··· Extract
Despite the fact that we did not reach statistical significance, the direction of the association between sP-selectin and the presence of “proven infection” was similar to that of the previously published report. Levels of sP-selectin were higher in SIRS patients with an infection than those without. This can be explained by increased endothelial, platelet, and leukocyte activation, a hallmark of sepsis. 6 The interaction between leukocytes and the endothelium and platelets leads to activation of the endothelial cells and platelets, which on activation express higher levels of P-selectin. 5 This could lead to an increased release of sP-selectin from the granules of both the endothelium and the platelets. This hypothesis is supported by the relation we found between sP-selectin levels and leukocyte levels plus the endothelial activation in the proven infection group.
The relationship between sP-selectin and infection is more profound in the group without infection at admission. In patients with a proven infection at admission, the infection could already be on its return, and therefore, sP-selectin levels could be already decreased.
Second, our study shows that higher sP-selectin levels are associated with higher mortality. An explanation of the trend between sP-selectin and mortality could be the role of sP-selectin in disseminated intravascular coagulation (a systemic activation of the coagulation system). Disseminated intravascular coagulation is strongly associated with end-organ failure and death in septic patients and, hypothetically, could contribute to the relation between sP-selectin and mortality. 15 The only other study that researched the relationship between sP-selectin and mortality is the study by Tang et al. In comparison with our analysis, this study did not show a relation or trend between mortality and sP-selectin levels. 16 However, as this study researched patients with trauma, infection was seldom seen. Other selectins (such as soluble E-selectin and soluble L-selectin) have been researched more often. Those studies discovered that these selectins are an independent predictor of mortality.17–19 However, extrapolation of these results to our study population is difficult because of the different selectins measured in these studies. 20
One of the strong features of our study is the selection of a relevant patient population: patients with a suspicion of infection. In many patients, SIRS is the first presenting syndrome triggering physicians to start antibiotics. However, not all patients with SIRS turn out to have “proven infection.” A biomarker that can discriminate between “merely SIRS” and “proven bacterial infection” would be welcomed. Our findings show the limited potential of sP-selectin as such a new biomarker for infection.
······
··· Stored data
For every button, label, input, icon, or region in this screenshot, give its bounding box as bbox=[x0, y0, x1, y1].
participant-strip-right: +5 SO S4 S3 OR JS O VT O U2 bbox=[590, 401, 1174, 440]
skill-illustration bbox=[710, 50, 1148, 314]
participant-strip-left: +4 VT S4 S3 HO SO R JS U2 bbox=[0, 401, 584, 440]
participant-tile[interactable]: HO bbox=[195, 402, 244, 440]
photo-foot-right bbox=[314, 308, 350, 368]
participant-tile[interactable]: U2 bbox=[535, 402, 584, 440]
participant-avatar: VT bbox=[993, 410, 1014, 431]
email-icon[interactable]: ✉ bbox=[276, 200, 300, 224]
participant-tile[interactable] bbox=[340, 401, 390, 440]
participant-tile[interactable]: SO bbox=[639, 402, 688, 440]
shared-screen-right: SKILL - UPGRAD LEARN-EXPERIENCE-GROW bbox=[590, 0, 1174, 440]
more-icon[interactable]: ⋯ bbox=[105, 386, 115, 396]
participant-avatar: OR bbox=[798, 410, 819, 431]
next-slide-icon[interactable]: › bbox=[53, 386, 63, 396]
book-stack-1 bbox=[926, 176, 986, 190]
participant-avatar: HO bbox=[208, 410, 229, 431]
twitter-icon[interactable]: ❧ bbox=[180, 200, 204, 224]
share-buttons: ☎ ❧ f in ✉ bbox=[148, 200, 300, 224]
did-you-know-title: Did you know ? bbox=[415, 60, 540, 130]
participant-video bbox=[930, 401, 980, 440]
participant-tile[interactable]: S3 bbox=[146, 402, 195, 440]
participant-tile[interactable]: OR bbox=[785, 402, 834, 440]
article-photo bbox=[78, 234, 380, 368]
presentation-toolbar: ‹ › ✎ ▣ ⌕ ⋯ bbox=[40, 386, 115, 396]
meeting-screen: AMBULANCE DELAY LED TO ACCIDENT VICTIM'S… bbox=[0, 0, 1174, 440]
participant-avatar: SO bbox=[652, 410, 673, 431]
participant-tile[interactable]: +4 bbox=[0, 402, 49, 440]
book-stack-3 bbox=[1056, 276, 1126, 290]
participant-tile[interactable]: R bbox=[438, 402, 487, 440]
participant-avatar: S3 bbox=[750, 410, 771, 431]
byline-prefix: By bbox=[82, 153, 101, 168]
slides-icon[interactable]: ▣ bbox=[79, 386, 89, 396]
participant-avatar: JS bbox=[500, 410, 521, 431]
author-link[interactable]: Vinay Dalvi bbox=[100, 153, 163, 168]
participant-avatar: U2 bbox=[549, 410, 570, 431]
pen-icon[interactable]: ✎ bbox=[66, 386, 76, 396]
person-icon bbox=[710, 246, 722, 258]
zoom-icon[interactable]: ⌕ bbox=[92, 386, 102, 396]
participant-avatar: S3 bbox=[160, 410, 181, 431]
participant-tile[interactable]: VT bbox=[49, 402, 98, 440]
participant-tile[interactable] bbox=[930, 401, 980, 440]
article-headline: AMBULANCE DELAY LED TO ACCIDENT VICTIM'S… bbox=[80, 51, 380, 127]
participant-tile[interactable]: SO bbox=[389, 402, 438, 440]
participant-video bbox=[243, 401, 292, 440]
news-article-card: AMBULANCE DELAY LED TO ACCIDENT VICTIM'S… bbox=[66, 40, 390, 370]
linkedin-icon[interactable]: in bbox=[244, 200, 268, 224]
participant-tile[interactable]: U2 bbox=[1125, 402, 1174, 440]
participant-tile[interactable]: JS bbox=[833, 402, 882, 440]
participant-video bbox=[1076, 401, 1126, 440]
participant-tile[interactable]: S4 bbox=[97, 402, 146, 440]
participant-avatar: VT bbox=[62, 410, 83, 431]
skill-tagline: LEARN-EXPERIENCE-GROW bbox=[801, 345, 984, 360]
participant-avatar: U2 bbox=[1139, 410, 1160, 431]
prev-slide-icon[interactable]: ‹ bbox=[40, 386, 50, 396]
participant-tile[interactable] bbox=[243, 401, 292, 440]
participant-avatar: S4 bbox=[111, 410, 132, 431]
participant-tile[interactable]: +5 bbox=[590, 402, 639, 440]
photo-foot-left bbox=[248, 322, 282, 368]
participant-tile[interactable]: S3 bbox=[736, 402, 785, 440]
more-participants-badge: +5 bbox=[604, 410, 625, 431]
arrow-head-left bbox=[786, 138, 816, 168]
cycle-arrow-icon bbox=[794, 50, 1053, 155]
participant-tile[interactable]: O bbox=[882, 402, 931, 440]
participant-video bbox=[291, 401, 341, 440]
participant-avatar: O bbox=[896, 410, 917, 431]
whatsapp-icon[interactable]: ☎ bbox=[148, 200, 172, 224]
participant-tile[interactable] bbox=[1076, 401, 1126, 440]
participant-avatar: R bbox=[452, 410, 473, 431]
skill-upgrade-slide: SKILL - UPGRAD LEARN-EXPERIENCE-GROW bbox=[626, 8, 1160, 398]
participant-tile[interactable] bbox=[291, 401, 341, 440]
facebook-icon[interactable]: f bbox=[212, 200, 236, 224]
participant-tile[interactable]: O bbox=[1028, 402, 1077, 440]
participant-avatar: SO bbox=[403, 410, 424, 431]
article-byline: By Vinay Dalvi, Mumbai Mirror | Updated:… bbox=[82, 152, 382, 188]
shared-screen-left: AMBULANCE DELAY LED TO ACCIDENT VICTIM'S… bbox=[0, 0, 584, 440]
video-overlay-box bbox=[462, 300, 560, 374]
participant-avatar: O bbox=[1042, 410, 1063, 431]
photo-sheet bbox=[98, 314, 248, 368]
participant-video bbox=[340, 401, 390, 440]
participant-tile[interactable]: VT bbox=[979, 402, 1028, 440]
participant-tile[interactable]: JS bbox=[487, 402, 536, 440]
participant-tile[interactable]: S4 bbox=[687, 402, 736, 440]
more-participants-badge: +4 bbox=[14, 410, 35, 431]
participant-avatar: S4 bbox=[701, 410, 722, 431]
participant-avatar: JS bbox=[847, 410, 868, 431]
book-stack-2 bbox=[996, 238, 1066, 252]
······
**Required work:**
a) Condense the paragraph of the sP-selectin excerpt that begins "One of the strong features of our study" into a bulleted list that keeps its main facts.
b) From the sP-selectin excerpt, print the passage word for word, starting with "Despite the fact" and going on through "proven infection group.".
Work from the sP-selectin excerpt alone, not the data.

**Results for each task:**
a)
- Study strength: a relevant patient population was selected, namely patients with a suspicion of infection.
- SIRS is often the first presenting syndrome that prompts physicians to start antibiotics.
- Not all patients with SIRS turn out to have "proven infection."
- A biomarker that can distinguish "merely SIRS" from "proven bacterial infection" would be welcomed.
- The findings show sP-selectin has limited potential as such a biomarker for infection.

b)
Despite the fact that we did not reach statistical significance, the direction of the association between sP-selectin and the presence of “proven infection” was similar to that of the previously published report. Levels of sP-selectin were higher in SIRS patients with an infection than those without. This can be explained by increased endothelial, platelet, and leukocyte activation, a hallmark of sepsis. 6 The interaction between leukocytes and the endothelium and platelets leads to activation of the endothelial cells and platelets, which on activation express higher levels of P-selectin. 5 This could lead to an increased release of sP-selectin from the granules of both the endothelium and the platelets. This hypothesis is supported by the relation we found between sP-selectin levels and leukocyte levels plus the endothelial activation in the proven infection group.